Extract the lines that hold the string "Nopain".

Data records:
===============

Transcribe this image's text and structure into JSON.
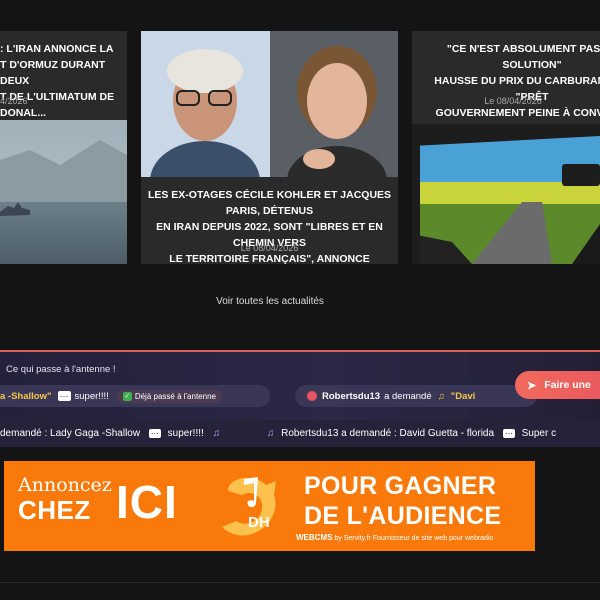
{
  "news": [
    {
      "title": ": L'IRAN ANNONCE LA\nT D'ORMUZ DURANT DEUX\nT DE L'ULTIMATUM DE DONAL...",
      "date": "4/2026"
    },
    {
      "title": "LES EX-OTAGES CÉCILE KOHLER ET JACQUES PARIS, DÉTENUS\nEN IRAN DEPUIS 2022, SONT \"LIBRES ET EN CHEMIN VERS\nLE TERRITOIRE FRANÇAIS\", ANNONCE EMMANUEL MACRON",
      "date": "Le 08/04/2026"
    },
    {
      "title": "\"CE N'EST ABSOLUMENT PAS LA SOLUTION\"\nHAUSSE DU PRIX DU CARBURANT, LE \"PRÊT\nGOUVERNEMENT PEINE À CONVAINC",
      "date": "Le 08/04/2026"
    }
  ],
  "see_all": "Voir toutes les actualités",
  "antenna": {
    "label": "Ce qui passe à l'antenne !",
    "request1": {
      "song": "a -Shallow\"",
      "message": "super!!!!",
      "badge": "Déjà passé à l'antenne"
    },
    "request2": {
      "user": "Robertsdu13",
      "verb": "a demandé",
      "song": "\"Davi"
    },
    "cta": "Faire une"
  },
  "ticker": {
    "item1": "demandé : Lady Gaga -Shallow",
    "msg1": "super!!!!",
    "item2": "Robertsdu13 a demandé : David Guetta - florida",
    "msg2": "Super c"
  },
  "banner": {
    "annoncez": "Annoncez",
    "chez": "CHEZ",
    "ici": "ICI",
    "line1": "POUR GAGNER",
    "line2": "DE L'AUDIENCE",
    "logo_letters": "DH",
    "footer_brand": "WEBCMS",
    "footer_text": "by Servity.fr Fournisseur de site web pour webradio"
  },
  "colors": {
    "accent": "#e8555e",
    "banner": "#f97a0a",
    "highlight": "#f5c84c"
  }
}
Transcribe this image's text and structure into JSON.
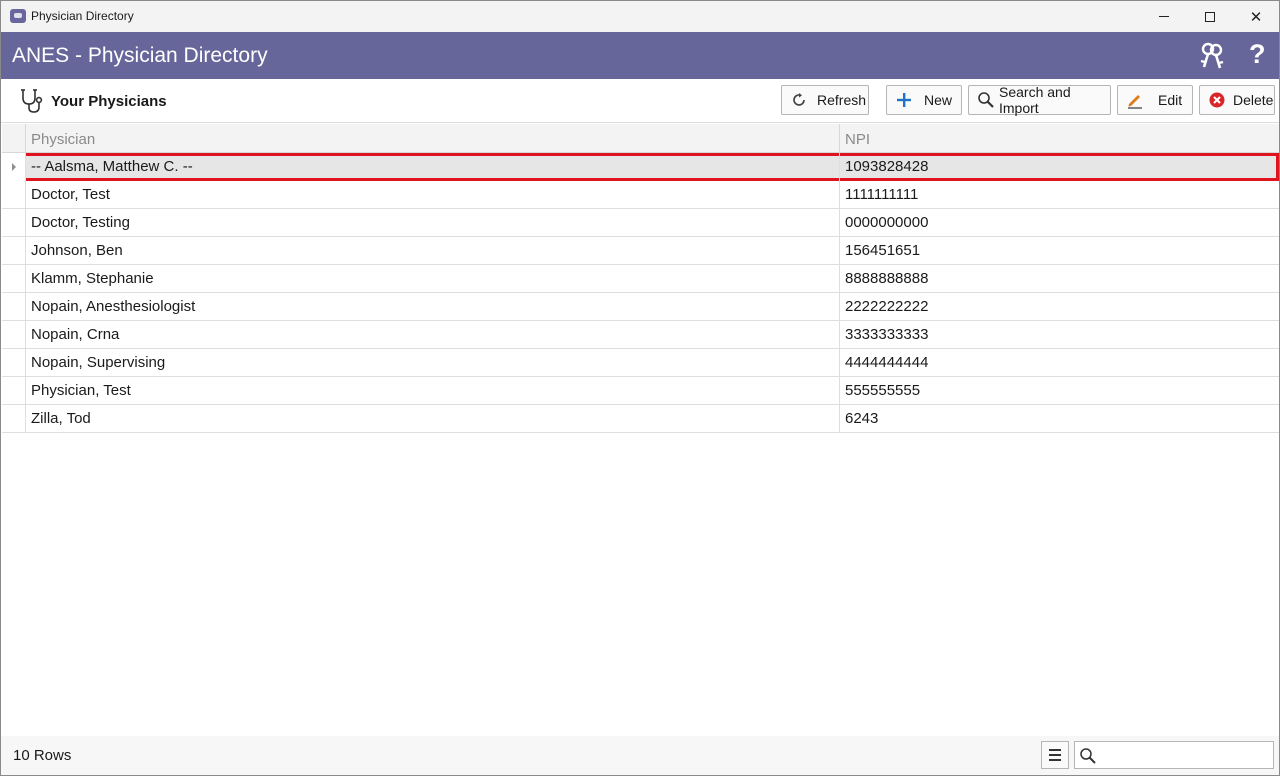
{
  "window": {
    "title": "Physician Directory",
    "controls": {
      "minimize": "minimize",
      "maximize": "maximize",
      "close": "✕"
    }
  },
  "banner": {
    "title": "ANES - Physician Directory",
    "help_label": "?",
    "icons": {
      "keys": "keys-icon",
      "help": "help-icon"
    }
  },
  "toolbar": {
    "title": "Your Physicians",
    "icon": "stethoscope-icon",
    "buttons": {
      "refresh": {
        "label": "Refresh",
        "icon": "refresh-icon"
      },
      "new": {
        "label": "New",
        "icon": "plus-icon"
      },
      "search_import": {
        "label": "Search and Import",
        "icon": "magnifier-icon"
      },
      "edit": {
        "label": "Edit",
        "icon": "pencil-icon"
      },
      "delete": {
        "label": "Delete",
        "icon": "delete-icon"
      }
    }
  },
  "grid": {
    "columns": {
      "physician": "Physician",
      "npi": "NPI"
    },
    "rows": [
      {
        "physician": "-- Aalsma, Matthew C. --",
        "npi": "1093828428",
        "selected": true
      },
      {
        "physician": "Doctor, Test",
        "npi": "1111111111"
      },
      {
        "physician": "Doctor, Testing",
        "npi": "0000000000"
      },
      {
        "physician": "Johnson, Ben",
        "npi": "156451651"
      },
      {
        "physician": "Klamm, Stephanie",
        "npi": "8888888888"
      },
      {
        "physician": "Nopain, Anesthesiologist",
        "npi": "2222222222"
      },
      {
        "physician": "Nopain, Crna",
        "npi": "3333333333"
      },
      {
        "physician": "Nopain, Supervising",
        "npi": "4444444444"
      },
      {
        "physician": "Physician, Test",
        "npi": "555555555"
      },
      {
        "physician": "Zilla, Tod",
        "npi": "6243"
      }
    ]
  },
  "status": {
    "row_count": "10 Rows",
    "search_value": "",
    "icons": {
      "menu": "hamburger-menu-icon",
      "search": "search-icon"
    }
  },
  "colors": {
    "banner": "#67669a",
    "selection_outline": "#e0141e",
    "selected_row": "#e6e6e6",
    "new_plus": "#1f74c8",
    "delete_red": "#d9262b",
    "edit_orange": "#e07a1b"
  }
}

===============

Answer:
        "physician": "Nopain, Anesthesiologist",
        "physician": "Nopain, Crna",
        "physician": "Nopain, Supervising",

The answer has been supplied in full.